## PROVIDED INFORMATION
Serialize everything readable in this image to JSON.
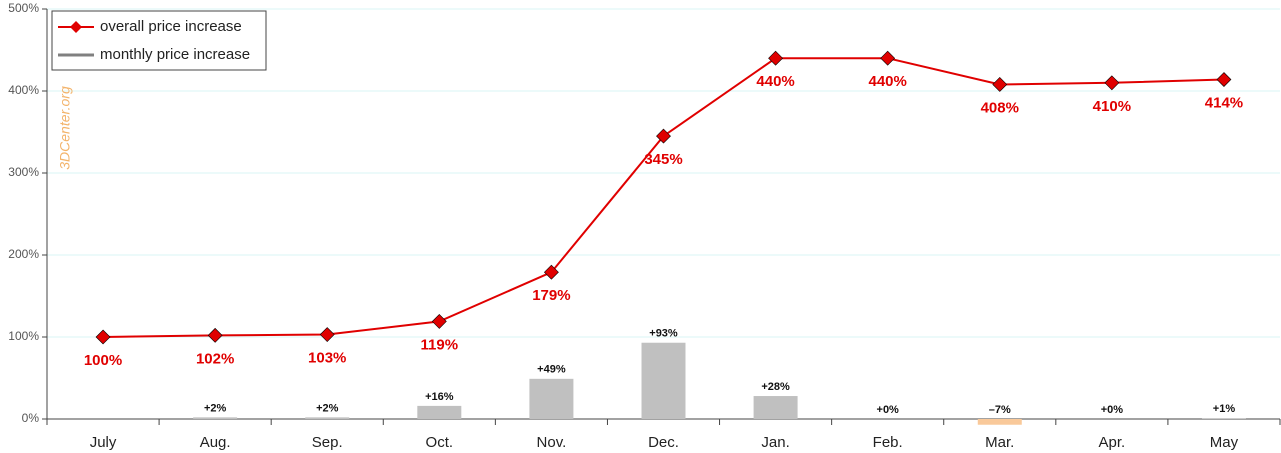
{
  "chart_data": {
    "type": "line_bar",
    "categories": [
      "July",
      "Aug.",
      "Sep.",
      "Oct.",
      "Nov.",
      "Dec.",
      "Jan.",
      "Feb.",
      "Mar.",
      "Apr.",
      "May"
    ],
    "series": [
      {
        "name": "overall price increase",
        "type": "line",
        "color": "#e00000",
        "values": [
          100,
          102,
          103,
          119,
          179,
          345,
          440,
          440,
          408,
          410,
          414
        ],
        "value_labels": [
          "100%",
          "102%",
          "103%",
          "119%",
          "179%",
          "345%",
          "440%",
          "440%",
          "408%",
          "410%",
          "414%"
        ]
      },
      {
        "name": "monthly price increase",
        "type": "bar",
        "color": "#c0c0c0",
        "negative_color": "#f9c99a",
        "values": [
          null,
          2,
          2,
          16,
          49,
          93,
          28,
          0,
          -7,
          0,
          1
        ],
        "value_labels": [
          null,
          "+2%",
          "+2%",
          "+16%",
          "+49%",
          "+93%",
          "+28%",
          "+0%",
          "–7%",
          "+0%",
          "+1%"
        ]
      }
    ],
    "ylim": [
      0,
      500
    ],
    "yticks": [
      {
        "value": 0,
        "label": "0%"
      },
      {
        "value": 100,
        "label": "100%"
      },
      {
        "value": 200,
        "label": "200%"
      },
      {
        "value": 300,
        "label": "300%"
      },
      {
        "value": 400,
        "label": "400%"
      },
      {
        "value": 500,
        "label": "500%"
      }
    ],
    "grid": true,
    "legend": "top-left",
    "watermark": "3DCenter.org"
  }
}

## DIRECTIONS FOR THIS TASK
Make a copy of each line that contains the string "price".

## TASK SOLUTION
        "name": "overall price increase",
        "name": "monthly price increase",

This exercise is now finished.